Exercices:
1 - Reproduisez à l'identique les lignes des entrées comprises entre celle qui contient « legend-swatch-bar [215,37,245,49] » et celle qui contient « x-tick-label: 2019Q3 [192,403,232,414] », ces deux lignes incluses.
2 - Reprenez l'extrait sur les chevaux percherons là où il s'arrête et rédigez-en la suite.

Extrait fourni:
····················

Un ranch français au Dakota.

Un ranch français au Dakota.
           Les chevaux percherons.


Une des meilleures, parmi les races de chevaux de traits français est, sans contredit, la race percheronne; tout le monde connait ces superbes bêtes à la croupe énorme, au poitrail large, à la poitrine profonde, à l'encolure dénotant la force et la vigueur; c'est parmi elles que les compagnies d'omnibus et de chemin de fer français recrutent leur cavalerie, et, dans le Perche, de nombreux et riches fermiers se livrent à l'élevage des chevaux. Mais ce que l'on sait moins, c'est que depuis quelques années, on exporte en Amérique un nombre considérable d'étalons percherons et que, au moyen de croisement avec des races locales, on obtient d'excellents produits, et surtout des trotteurs merveilleux.

····················

Entrées de l'exercice:
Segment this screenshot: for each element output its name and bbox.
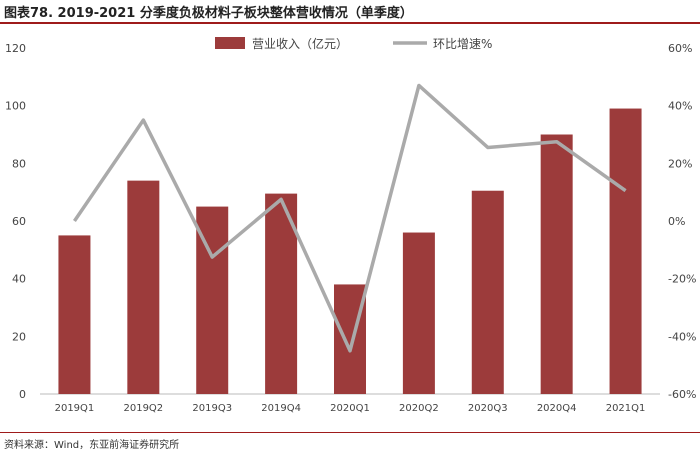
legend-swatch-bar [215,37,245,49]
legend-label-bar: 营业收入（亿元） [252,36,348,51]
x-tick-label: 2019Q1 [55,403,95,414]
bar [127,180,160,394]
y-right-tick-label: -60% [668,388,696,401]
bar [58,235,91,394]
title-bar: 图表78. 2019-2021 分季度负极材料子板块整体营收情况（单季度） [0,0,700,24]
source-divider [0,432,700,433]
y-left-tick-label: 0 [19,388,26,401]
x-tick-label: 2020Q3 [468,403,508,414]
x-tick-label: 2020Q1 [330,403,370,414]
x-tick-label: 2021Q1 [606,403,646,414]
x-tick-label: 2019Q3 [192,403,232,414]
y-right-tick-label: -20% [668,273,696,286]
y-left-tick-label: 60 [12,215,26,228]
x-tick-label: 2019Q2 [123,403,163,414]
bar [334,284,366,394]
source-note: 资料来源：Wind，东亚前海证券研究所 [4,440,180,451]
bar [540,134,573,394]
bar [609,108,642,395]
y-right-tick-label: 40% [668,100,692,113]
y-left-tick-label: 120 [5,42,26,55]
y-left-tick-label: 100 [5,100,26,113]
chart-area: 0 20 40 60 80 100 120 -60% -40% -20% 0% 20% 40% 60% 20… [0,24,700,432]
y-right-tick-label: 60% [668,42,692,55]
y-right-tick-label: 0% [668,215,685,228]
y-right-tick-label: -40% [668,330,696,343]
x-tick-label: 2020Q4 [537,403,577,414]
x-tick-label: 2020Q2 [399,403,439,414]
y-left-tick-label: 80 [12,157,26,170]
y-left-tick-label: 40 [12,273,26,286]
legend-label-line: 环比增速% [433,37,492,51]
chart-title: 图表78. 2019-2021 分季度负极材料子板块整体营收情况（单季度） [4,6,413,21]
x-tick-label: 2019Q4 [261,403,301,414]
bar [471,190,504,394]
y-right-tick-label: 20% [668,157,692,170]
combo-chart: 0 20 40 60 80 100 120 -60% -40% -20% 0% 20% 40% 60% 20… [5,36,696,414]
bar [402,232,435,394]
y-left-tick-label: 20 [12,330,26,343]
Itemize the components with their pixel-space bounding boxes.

····················

Corrigés:
1 -
legend-swatch-bar [215,37,245,49]
legend-label-bar: 营业收入（亿元） [252,36,348,51]
x-tick-label: 2019Q1 [55,403,95,414]
bar [127,180,160,394]
y-right-tick-label: -60% [668,388,696,401]
bar [58,235,91,394]
title-bar: 图表78. 2019-2021 分季度负极材料子板块整体营收情况（单季度） [0,0,700,24]
source-divider [0,432,700,433]
y-left-tick-label: 0 [19,388,26,401]
x-tick-label: 2020Q3 [468,403,508,414]
x-tick-label: 2020Q1 [330,403,370,414]
x-tick-label: 2021Q1 [606,403,646,414]
x-tick-label: 2019Q3 [192,403,232,414]

2 -
M. le baron de Mandat Grancey, vient de publier, sous le titre la Brèche aux buffles (1) un livre fort intéressant où il traite longuement ce sujet, avec d'autant plus de compétence, qu'il est le directeur d'un ranch dans le Dakota, aux Etats-Unis. C'est à son livre que nous empruntons les passages qui vont suivre.
"La vogue de nos percherons en Amérique, va toujours croissant. C'est dans le bassin du Mississipi qu'ils ont été introduits d'abord, et le croisement avec les races du pays a donné de tels résultats que les compagnies d'omnibus et de tramways de cette région ont adopté ce genre de chevaux à l'exclusion de tous les autres. Celles de New-York et des autres grandes villes de l'est, commencent même à venir recruter leur cavalerie dans l'Iowa et l'Illinois, malgré les quinze cents ou deux mille kilomètres qui séparent ces deux pays, uniquement pour avoir des demi-sangs percherons.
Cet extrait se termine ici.